> [EXERCISE TASK] Identify the lines that include the word "المال", then copy all of them.

> [TASK INPUT]
==================================================

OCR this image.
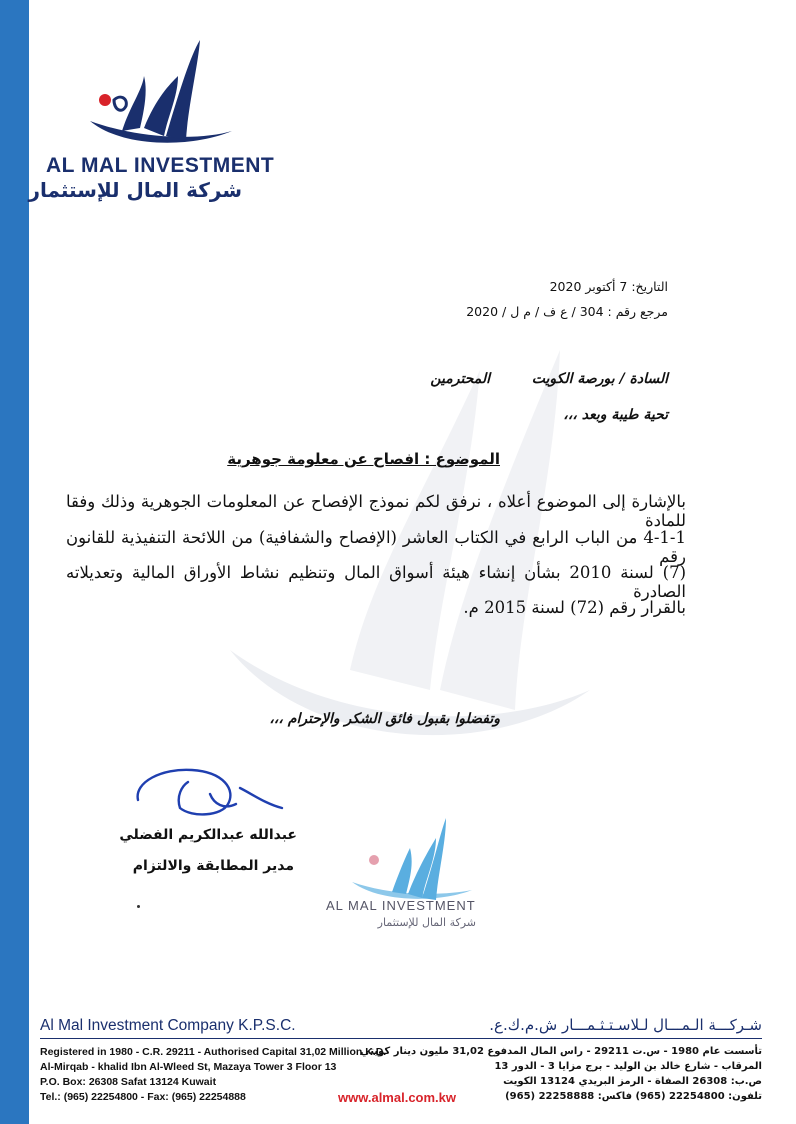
AL MAL INVESTMENT
شركة المال للإستثمار
التاريخ: 7 أكتوبر 2020
مرجع رقم : 304 / ع ف / م ل / 2020
السادة / بورصة الكويت
المحترمين
تحية طيبة وبعد ،،،
الموضوع : افصاح عن معلومة جوهرية
بالإشارة إلى الموضوع أعلاه ، نرفق لكم نموذج الإفصاح عن المعلومات الجوهرية وذلك وفقا للمادة
4-1-1 من الباب الرابع في الكتاب العاشر (الإفصاح والشفافية) من اللائحة التنفيذية للقانون رقم
(7) لسنة 2010 بشأن إنشاء هيئة أسواق المال وتنظيم نشاط الأوراق المالية وتعديلاته الصادرة
بالقرار رقم (72) لسنة 2015 م.
وتفضلوا بقبول فائق الشكر والإحترام ،،،
عبدالله عبدالكريم الفضلي
مدير المطابقة والالتزام
AL MAL INVESTMENT
شركة المال للإستثمار
Al Mal Investment Company K.P.S.C.	شـركـــة الـمـــال لـلاسـتـثـمـــار ش.م.ك.ع.
Registered in 1980 - C.R. 29211 - Authorised Capital 31,02 Million K.D.
Al-Mirqab - khalid Ibn Al-Wleed St, Mazaya Tower 3 Floor 13
P.O. Box: 26308 Safat 13124 Kuwait
Tel.: (965) 22254800 - Fax: (965) 22254888
تأسست عام 1980 - س.ت 29211 - راس المال المدفوع 31,02 مليون دينار كويتي
المرقاب - شارع خالد بن الوليد - برج مزايا 3 - الدور 13
ص.ب: 26308 الصفاة - الرمز البريدي 13124 الكويت
تلفون: 22254800 (965) فاكس: 22258888 (965)
www.almal.com.kw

==================================================

> [RESULT OF THE TASK]
شركة المال للإستثمار
(7) لسنة 2010 بشأن إنشاء هيئة أسواق المال وتنظيم نشاط الأوراق المالية وتعديلاته الصادرة
شركة المال للإستثمار
تأسست عام 1980 - س.ت 29211 - راس المال المدفوع 31,02 مليون دينار كويتي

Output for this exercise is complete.